--- begin ---
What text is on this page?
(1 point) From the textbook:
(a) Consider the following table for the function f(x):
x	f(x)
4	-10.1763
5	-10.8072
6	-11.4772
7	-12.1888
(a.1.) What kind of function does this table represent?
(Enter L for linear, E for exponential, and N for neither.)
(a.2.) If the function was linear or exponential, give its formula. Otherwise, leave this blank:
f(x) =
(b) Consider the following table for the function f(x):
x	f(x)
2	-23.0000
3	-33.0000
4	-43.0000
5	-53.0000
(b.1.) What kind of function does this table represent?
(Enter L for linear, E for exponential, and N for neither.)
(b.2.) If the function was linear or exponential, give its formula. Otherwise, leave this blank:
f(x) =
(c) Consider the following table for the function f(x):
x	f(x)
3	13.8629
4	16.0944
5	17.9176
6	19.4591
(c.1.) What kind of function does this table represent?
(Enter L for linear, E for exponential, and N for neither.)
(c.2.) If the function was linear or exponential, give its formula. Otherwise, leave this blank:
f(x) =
--- end ---
--- begin ---
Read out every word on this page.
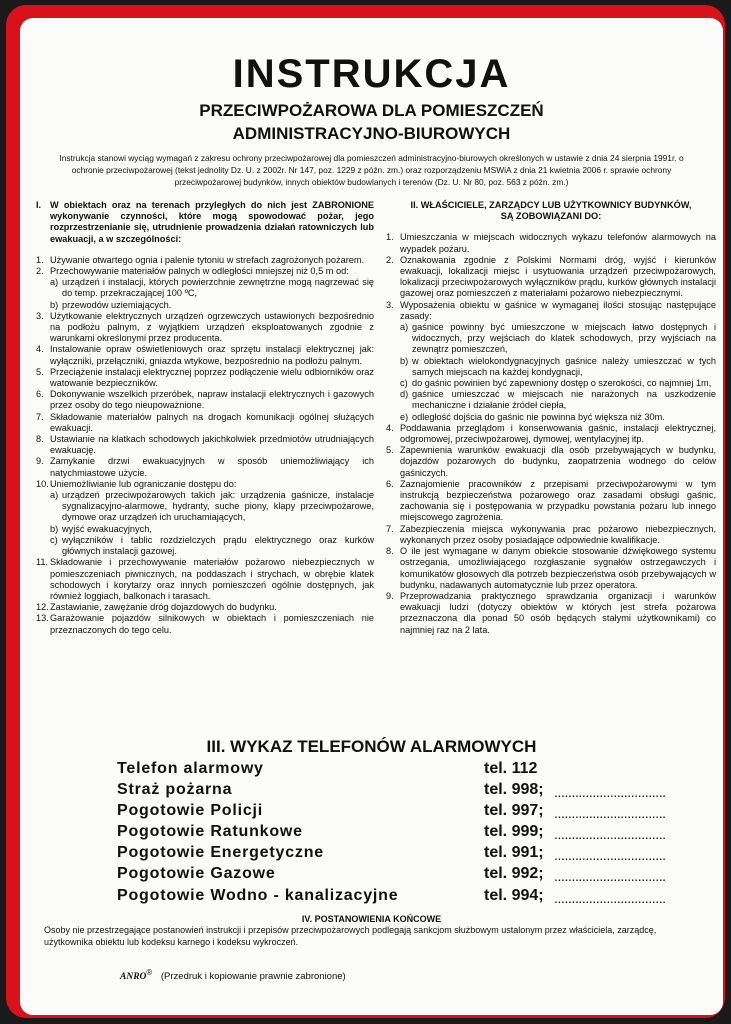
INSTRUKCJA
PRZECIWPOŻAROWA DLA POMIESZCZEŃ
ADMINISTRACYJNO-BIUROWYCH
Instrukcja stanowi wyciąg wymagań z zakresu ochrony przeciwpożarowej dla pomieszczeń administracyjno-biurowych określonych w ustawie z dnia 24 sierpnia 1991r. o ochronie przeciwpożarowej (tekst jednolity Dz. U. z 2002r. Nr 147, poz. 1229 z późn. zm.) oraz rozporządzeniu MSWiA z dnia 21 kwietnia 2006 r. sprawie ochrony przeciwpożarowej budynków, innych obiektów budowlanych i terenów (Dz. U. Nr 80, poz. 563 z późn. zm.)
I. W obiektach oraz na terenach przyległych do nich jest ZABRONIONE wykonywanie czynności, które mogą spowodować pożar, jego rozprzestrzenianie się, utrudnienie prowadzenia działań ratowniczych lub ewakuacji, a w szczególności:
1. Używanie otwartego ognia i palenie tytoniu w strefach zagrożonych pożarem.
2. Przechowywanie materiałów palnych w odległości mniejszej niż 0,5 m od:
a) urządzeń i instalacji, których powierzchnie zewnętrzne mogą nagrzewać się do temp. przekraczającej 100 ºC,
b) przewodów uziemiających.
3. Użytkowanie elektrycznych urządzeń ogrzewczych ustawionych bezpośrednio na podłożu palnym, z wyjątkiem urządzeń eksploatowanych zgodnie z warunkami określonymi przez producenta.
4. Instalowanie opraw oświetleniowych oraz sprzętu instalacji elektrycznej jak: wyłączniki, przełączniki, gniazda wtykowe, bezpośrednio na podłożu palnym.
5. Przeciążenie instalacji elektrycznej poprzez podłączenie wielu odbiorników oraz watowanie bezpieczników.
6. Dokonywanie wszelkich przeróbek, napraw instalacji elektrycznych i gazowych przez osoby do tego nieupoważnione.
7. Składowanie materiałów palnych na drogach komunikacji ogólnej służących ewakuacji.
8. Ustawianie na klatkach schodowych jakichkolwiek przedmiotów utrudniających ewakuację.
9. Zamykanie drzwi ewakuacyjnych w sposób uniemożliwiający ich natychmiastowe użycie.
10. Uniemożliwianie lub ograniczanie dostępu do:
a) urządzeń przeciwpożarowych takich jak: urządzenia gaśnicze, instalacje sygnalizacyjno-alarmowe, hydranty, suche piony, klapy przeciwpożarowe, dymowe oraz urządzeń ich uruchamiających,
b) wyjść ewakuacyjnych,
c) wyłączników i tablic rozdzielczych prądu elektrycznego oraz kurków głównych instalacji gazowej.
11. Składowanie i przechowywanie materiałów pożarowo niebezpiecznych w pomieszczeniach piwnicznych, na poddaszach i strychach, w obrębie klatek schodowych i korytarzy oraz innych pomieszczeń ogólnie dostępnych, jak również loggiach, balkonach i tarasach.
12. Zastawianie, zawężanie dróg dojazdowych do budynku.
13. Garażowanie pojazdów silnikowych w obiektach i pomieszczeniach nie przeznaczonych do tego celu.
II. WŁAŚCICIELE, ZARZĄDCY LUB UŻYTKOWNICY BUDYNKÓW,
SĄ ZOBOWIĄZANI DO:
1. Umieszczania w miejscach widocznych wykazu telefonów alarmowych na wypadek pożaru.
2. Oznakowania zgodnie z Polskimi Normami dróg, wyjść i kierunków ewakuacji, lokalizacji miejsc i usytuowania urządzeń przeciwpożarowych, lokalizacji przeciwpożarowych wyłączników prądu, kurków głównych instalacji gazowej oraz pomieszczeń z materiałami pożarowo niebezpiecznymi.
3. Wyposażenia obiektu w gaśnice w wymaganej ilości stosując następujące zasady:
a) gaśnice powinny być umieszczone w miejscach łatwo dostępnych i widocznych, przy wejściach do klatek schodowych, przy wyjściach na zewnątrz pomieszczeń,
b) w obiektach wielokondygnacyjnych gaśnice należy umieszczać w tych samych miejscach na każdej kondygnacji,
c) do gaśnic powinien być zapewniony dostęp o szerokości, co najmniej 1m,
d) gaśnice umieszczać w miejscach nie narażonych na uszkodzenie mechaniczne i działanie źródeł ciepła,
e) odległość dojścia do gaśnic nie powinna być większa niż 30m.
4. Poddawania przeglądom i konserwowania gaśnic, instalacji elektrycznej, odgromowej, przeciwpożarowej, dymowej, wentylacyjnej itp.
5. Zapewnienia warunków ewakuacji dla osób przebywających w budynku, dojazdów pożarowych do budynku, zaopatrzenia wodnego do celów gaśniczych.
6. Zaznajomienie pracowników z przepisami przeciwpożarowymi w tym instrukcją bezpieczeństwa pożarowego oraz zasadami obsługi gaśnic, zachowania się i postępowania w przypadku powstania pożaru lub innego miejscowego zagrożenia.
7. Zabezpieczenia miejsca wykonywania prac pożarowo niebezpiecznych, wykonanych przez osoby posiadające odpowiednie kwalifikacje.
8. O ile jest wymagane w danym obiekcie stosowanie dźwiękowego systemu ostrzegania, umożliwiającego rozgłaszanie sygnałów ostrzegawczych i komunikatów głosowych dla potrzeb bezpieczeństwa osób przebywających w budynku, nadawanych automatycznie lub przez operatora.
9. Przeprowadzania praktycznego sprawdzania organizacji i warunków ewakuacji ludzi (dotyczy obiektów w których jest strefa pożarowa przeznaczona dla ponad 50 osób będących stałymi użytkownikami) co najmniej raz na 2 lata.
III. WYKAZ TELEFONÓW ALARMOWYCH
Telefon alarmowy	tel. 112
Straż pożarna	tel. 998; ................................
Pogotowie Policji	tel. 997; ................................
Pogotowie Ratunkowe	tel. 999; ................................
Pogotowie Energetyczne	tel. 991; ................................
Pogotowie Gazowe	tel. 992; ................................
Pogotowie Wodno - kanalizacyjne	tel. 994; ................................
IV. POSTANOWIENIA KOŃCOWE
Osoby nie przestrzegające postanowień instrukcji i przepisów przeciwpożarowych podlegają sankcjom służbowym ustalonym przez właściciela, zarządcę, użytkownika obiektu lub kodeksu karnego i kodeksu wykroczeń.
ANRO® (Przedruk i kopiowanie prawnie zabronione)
--- end ---
--- begin ---
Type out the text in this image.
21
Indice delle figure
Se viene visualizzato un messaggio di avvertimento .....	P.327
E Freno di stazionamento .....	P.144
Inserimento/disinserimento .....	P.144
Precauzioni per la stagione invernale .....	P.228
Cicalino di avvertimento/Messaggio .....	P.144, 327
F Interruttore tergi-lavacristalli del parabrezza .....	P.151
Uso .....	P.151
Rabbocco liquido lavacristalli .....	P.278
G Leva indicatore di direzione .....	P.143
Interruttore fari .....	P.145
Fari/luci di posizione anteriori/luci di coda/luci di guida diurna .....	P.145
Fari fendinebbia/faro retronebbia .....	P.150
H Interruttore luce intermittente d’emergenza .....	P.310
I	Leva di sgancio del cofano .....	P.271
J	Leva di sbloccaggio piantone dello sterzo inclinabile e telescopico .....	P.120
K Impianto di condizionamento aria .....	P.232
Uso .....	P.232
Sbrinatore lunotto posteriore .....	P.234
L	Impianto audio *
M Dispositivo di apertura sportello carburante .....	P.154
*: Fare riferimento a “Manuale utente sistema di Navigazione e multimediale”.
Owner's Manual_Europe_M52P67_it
--- end ---
◆ WHAT NEEDS TO BE DONE ◆
Select every line in the material above where the string "oraz" occurs, and copy it.

◆ TASK RESPONSE ◆
Instrukcja stanowi wyciąg wymagań z zakresu ochrony przeciwpożarowej dla pomieszczeń administracyjno-biurowych określonych w ustawie z dnia 24 sierpnia 1991r. o ochronie przeciwpożarowej (tekst jednolity Dz. U. z 2002r. Nr 147, poz. 1229 z późn. zm.) oraz rozporządzeniu MSWiA z dnia 21 kwietnia 2006 r. sprawie ochrony przeciwpożarowej budynków, innych obiektów budowlanych i terenów (Dz. U. Nr 80, poz. 563 z późn. zm.)
I. W obiektach oraz na terenach przyległych do nich jest ZABRONIONE wykonywanie czynności, które mogą spowodować pożar, jego rozprzestrzenianie się, utrudnienie prowadzenia działań ratowniczych lub ewakuacji, a w szczególności:
4. Instalowanie opraw oświetleniowych oraz sprzętu instalacji elektrycznej jak: wyłączniki, przełączniki, gniazda wtykowe, bezpośrednio na podłożu palnym.
5. Przeciążenie instalacji elektrycznej poprzez podłączenie wielu odbiorników oraz watowanie bezpieczników.
a) urządzeń przeciwpożarowych takich jak: urządzenia gaśnicze, instalacje sygnalizacyjno-alarmowe, hydranty, suche piony, klapy przeciwpożarowe, dymowe oraz urządzeń ich uruchamiających,
c) wyłączników i tablic rozdzielczych prądu elektrycznego oraz kurków głównych instalacji gazowej.
11. Składowanie i przechowywanie materiałów pożarowo niebezpiecznych w pomieszczeniach piwnicznych, na poddaszach i strychach, w obrębie klatek schodowych i korytarzy oraz innych pomieszczeń ogólnie dostępnych, jak również loggiach, balkonach i tarasach.
2. Oznakowania zgodnie z Polskimi Normami dróg, wyjść i kierunków ewakuacji, lokalizacji miejsc i usytuowania urządzeń przeciwpożarowych, lokalizacji przeciwpożarowych wyłączników prądu, kurków głównych instalacji gazowej oraz pomieszczeń z materiałami pożarowo niebezpiecznymi.
6. Zaznajomienie pracowników z przepisami przeciwpożarowymi w tym instrukcją bezpieczeństwa pożarowego oraz zasadami obsługi gaśnic, zachowania się i postępowania w przypadku powstania pożaru lub innego miejscowego zagrożenia.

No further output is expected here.